[Requirement] The records below are to be quoted in full; please keep every word exact.

══ Task inputs ══

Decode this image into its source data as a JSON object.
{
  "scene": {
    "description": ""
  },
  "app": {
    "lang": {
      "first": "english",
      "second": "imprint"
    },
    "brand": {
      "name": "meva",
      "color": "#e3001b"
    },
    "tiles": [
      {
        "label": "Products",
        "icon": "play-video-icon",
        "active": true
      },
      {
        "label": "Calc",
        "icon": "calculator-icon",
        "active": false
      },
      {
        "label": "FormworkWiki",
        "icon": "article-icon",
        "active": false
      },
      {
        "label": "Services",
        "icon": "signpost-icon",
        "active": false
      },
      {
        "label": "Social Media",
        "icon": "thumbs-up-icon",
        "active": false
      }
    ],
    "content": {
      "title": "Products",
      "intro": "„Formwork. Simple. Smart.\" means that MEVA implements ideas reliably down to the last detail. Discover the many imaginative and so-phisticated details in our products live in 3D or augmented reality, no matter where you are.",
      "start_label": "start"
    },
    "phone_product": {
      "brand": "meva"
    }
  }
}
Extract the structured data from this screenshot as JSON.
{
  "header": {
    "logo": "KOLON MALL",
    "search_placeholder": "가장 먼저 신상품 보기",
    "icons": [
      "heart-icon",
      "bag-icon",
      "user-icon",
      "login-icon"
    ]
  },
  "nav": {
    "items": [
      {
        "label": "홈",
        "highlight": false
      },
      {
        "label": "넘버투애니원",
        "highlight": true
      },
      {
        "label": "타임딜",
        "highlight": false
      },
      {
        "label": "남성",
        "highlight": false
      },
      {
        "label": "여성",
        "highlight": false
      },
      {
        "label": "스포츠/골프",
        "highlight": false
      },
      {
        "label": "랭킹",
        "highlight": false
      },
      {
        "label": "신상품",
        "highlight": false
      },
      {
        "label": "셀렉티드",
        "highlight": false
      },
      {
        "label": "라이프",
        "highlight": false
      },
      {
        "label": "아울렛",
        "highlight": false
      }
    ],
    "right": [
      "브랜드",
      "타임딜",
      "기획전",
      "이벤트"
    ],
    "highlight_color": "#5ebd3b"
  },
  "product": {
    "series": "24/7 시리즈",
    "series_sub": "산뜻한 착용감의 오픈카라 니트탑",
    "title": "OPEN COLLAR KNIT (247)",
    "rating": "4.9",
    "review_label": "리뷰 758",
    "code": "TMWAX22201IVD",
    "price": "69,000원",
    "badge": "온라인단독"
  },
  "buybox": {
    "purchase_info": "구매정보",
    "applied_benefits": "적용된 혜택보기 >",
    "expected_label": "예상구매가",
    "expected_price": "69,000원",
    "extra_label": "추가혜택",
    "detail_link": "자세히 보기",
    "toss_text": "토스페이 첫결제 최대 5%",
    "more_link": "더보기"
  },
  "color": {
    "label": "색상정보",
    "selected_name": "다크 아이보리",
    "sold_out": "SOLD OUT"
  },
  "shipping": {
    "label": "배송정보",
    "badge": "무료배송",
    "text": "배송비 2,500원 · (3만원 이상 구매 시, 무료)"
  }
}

═══

[Solution below]
Decode this image into its source data as a JSON object.
{
  "scene": {
    "description": ""
  },
  "app": {
    "lang": {
      "first": "english",
      "second": "imprint"
    },
    "brand": {
      "name": "meva",
      "color": "#e3001b"
    },
    "tiles": [
      {
        "label": "Products",
        "icon": "play-video-icon",
        "active": true
      },
      {
        "label": "Calc",
        "icon": "calculator-icon",
        "active": false
      },
      {
        "label": "FormworkWiki",
        "icon": "article-icon",
        "active": false
      },
      {
        "label": "Services",
        "icon": "signpost-icon",
        "active": false
      },
      {
        "label": "Social Media",
        "icon": "thumbs-up-icon",
        "active": false
      }
    ],
    "content": {
      "title": "Products",
      "intro": "„Formwork. Simple. Smart.\" means that MEVA implements ideas reliably down to the last detail. Discover the many imaginative and so-phisticated details in our products live in 3D or augmented reality, no matter where you are.",
      "start_label": "start"
    },
    "phone_product": {
      "brand": "meva"
    }
  }
}
Extract the structured data from this screenshot as JSON.
{
  "header": {
    "logo": "KOLON MALL",
    "search_placeholder": "가장 먼저 신상품 보기",
    "icons": [
      "heart-icon",
      "bag-icon",
      "user-icon",
      "login-icon"
    ]
  },
  "nav": {
    "items": [
      {
        "label": "홈",
        "highlight": false
      },
      {
        "label": "넘버투애니원",
        "highlight": true
      },
      {
        "label": "타임딜",
        "highlight": false
      },
      {
        "label": "남성",
        "highlight": false
      },
      {
        "label": "여성",
        "highlight": false
      },
      {
        "label": "스포츠/골프",
        "highlight": false
      },
      {
        "label": "랭킹",
        "highlight": false
      },
      {
        "label": "신상품",
        "highlight": false
      },
      {
        "label": "셀렉티드",
        "highlight": false
      },
      {
        "label": "라이프",
        "highlight": false
      },
      {
        "label": "아울렛",
        "highlight": false
      }
    ],
    "right": [
      "브랜드",
      "타임딜",
      "기획전",
      "이벤트"
    ],
    "highlight_color": "#5ebd3b"
  },
  "product": {
    "series": "24/7 시리즈",
    "series_sub": "산뜻한 착용감의 오픈카라 니트탑",
    "title": "OPEN COLLAR KNIT (247)",
    "rating": "4.9",
    "review_label": "리뷰 758",
    "code": "TMWAX22201IVD",
    "price": "69,000원",
    "badge": "온라인단독"
  },
  "buybox": {
    "purchase_info": "구매정보",
    "applied_benefits": "적용된 혜택보기 >",
    "expected_label": "예상구매가",
    "expected_price": "69,000원",
    "extra_label": "추가혜택",
    "detail_link": "자세히 보기",
    "toss_text": "토스페이 첫결제 최대 5%",
    "more_link": "더보기"
  },
  "color": {
    "label": "색상정보",
    "selected_name": "다크 아이보리",
    "sold_out": "SOLD OUT"
  },
  "shipping": {
    "label": "배송정보",
    "badge": "무료배송",
    "text": "배송비 2,500원 · (3만원 이상 구매 시, 무료)"
  }
}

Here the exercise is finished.